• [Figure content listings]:
# # #

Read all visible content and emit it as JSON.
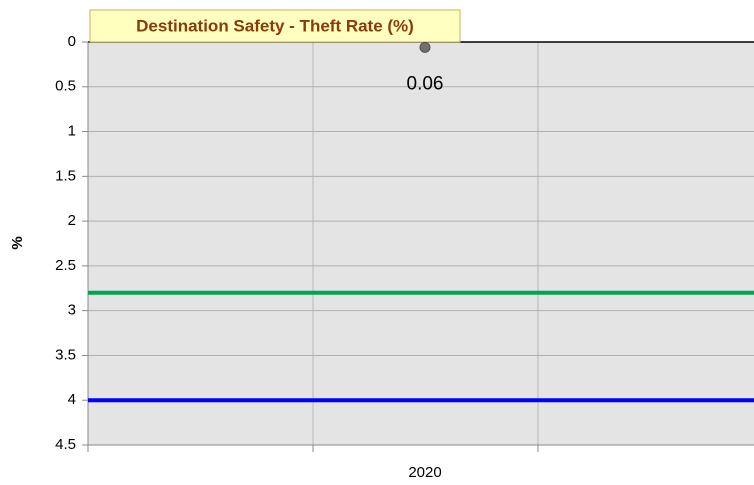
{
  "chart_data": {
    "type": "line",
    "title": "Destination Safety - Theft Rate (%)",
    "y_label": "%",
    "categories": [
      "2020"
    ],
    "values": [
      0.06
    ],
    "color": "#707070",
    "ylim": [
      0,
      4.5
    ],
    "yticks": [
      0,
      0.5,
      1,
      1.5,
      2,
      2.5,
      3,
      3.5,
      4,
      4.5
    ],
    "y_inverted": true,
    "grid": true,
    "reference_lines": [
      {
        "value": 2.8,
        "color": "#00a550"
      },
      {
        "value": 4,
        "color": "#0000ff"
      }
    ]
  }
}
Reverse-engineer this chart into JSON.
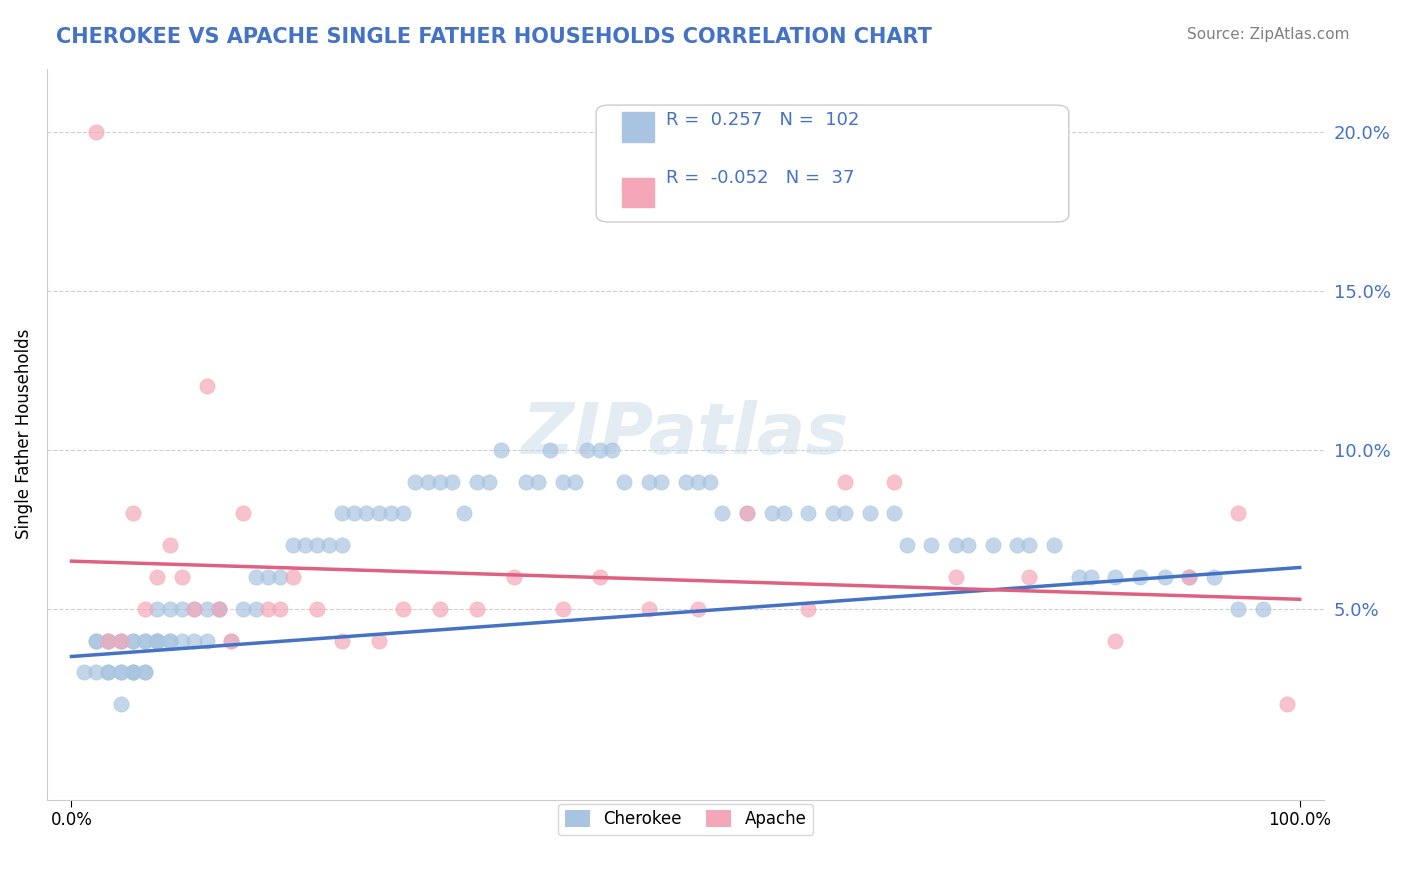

# # #

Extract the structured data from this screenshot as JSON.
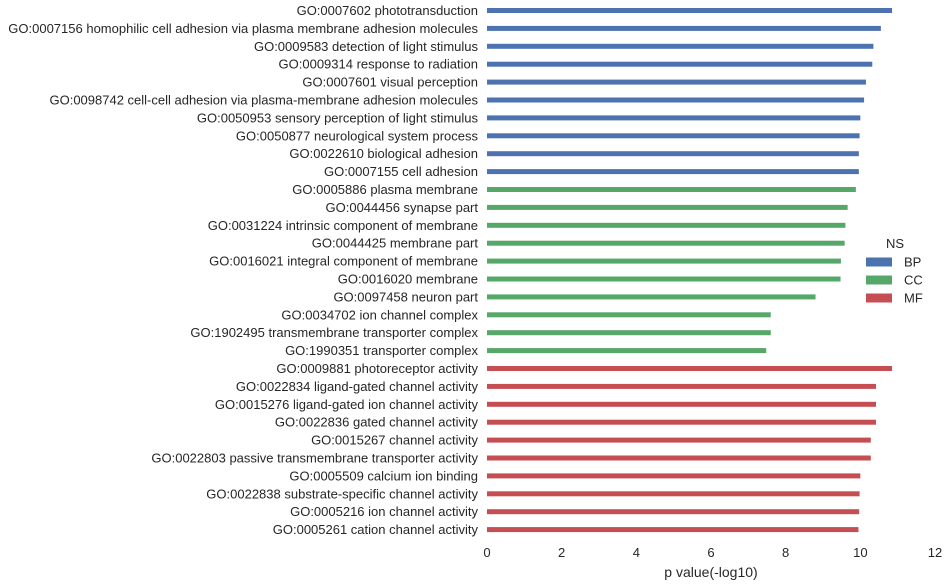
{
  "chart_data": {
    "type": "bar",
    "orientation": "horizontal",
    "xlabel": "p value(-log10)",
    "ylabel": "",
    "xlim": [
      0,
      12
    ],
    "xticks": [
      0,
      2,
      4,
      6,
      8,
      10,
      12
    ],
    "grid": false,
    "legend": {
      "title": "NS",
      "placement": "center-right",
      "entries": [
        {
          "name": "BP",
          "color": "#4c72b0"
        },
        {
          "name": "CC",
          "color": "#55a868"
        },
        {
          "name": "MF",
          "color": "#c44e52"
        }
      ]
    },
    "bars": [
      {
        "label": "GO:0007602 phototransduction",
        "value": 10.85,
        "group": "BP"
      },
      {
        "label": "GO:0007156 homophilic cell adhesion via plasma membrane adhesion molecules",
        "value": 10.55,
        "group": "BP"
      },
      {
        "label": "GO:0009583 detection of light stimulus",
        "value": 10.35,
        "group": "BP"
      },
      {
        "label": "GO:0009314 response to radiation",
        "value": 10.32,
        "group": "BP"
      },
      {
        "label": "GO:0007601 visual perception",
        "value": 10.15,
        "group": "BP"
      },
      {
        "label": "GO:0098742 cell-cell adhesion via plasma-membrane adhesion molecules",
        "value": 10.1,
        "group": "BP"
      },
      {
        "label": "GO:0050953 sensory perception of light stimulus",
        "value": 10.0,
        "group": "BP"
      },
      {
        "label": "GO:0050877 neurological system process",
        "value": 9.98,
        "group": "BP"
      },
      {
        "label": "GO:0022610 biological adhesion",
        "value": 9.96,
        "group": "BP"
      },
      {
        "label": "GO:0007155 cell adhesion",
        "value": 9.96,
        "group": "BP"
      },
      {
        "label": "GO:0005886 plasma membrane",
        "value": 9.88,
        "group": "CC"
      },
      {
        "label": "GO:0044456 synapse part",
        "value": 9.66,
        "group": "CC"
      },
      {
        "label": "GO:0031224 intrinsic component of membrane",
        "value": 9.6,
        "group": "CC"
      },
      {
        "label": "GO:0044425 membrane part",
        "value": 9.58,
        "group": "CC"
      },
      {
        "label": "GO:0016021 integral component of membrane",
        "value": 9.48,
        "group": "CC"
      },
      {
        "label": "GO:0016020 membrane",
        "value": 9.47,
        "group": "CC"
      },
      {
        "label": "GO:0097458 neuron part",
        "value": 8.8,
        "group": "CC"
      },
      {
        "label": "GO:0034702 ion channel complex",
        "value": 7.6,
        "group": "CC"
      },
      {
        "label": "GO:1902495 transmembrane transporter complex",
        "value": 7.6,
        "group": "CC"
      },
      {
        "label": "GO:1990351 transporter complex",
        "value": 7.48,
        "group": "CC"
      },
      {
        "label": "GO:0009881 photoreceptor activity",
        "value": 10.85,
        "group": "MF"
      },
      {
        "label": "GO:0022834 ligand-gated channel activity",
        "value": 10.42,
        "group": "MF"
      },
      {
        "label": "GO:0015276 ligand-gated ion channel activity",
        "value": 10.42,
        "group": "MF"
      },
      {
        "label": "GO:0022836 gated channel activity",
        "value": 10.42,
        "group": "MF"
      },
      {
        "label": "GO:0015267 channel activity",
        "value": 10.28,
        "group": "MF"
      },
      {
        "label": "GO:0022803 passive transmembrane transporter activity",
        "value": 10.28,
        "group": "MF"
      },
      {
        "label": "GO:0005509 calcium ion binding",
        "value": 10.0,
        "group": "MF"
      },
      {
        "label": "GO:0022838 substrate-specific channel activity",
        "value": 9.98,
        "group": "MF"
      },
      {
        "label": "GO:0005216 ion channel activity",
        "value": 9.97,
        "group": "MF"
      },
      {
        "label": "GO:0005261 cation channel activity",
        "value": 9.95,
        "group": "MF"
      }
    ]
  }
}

# # #

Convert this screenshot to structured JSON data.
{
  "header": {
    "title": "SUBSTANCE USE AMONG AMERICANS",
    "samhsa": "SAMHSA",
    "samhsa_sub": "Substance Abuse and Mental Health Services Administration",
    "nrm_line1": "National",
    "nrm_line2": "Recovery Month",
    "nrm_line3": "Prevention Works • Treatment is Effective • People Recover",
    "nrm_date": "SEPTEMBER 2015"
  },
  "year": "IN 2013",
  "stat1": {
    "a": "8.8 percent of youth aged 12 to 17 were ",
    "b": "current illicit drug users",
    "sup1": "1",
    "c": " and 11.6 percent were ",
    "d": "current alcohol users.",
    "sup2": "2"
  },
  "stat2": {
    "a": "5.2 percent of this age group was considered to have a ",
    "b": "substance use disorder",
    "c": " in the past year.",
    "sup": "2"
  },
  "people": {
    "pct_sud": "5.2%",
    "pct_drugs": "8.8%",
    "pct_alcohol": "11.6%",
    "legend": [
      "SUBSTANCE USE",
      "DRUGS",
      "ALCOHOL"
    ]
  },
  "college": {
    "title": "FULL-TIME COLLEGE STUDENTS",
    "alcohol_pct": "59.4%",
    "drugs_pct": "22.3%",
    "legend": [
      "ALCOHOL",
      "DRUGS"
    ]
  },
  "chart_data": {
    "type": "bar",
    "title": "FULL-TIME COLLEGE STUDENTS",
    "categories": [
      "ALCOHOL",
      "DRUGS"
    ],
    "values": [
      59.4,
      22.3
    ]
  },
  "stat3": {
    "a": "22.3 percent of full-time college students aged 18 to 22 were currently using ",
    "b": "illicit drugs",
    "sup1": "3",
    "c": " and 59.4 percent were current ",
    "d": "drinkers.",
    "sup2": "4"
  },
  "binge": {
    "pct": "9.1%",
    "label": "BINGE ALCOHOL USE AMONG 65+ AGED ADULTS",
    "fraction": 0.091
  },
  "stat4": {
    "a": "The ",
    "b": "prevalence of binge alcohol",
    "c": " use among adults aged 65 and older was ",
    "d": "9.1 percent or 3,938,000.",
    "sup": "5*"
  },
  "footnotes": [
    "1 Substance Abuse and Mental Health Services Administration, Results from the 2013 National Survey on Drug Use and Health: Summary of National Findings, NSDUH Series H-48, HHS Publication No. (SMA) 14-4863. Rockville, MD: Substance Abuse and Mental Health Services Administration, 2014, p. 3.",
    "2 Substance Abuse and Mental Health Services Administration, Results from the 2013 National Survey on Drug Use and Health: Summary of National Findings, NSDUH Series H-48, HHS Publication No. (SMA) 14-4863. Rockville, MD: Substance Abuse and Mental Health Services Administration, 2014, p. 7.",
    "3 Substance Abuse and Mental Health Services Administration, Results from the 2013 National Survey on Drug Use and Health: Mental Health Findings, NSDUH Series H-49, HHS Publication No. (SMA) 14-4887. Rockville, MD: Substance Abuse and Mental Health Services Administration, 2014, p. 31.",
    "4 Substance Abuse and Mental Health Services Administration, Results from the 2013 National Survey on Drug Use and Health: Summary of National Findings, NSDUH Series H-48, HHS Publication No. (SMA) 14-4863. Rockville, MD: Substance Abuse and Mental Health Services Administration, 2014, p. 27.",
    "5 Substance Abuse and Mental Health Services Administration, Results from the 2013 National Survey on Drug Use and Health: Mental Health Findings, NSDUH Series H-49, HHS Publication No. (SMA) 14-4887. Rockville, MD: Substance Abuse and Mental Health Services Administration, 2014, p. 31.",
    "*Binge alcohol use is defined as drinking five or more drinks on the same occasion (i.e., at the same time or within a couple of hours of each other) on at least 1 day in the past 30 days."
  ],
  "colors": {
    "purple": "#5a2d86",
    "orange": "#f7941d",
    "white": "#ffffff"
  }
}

# # #

• [WRITTEN EXERCISE]:
Omit all pictures, and reproduce exactly the lines from the one holding "Read all visible content and emit it as JSON." through the one holding "Reverse-engineer this chart into JSON.", both included.

• [ANSWER TO THIS EXERCISE]:
Read all visible content and emit it as JSON.
{
  "chart_data": {
    "type": "line",
    "title": "Destination Safety - Theft Rate (%)",
    "y_label": "%",
    "categories": [
      "2020"
    ],
    "values": [
      0.06
    ],
    "color": "#707070",
    "ylim": [
      0,
      4.5
    ],
    "yticks": [
      0,
      0.5,
      1,
      1.5,
      2,
      2.5,
      3,
      3.5,
      4,
      4.5
    ],
    "y_inverted": true,
    "grid": true,
    "reference_lines": [
      {
        "value": 2.8,
        "color": "#00a550"
      },
      {
        "value": 4,
        "color": "#0000ff"
      }
    ]
  }
}
Reverse-engineer this chart into JSON.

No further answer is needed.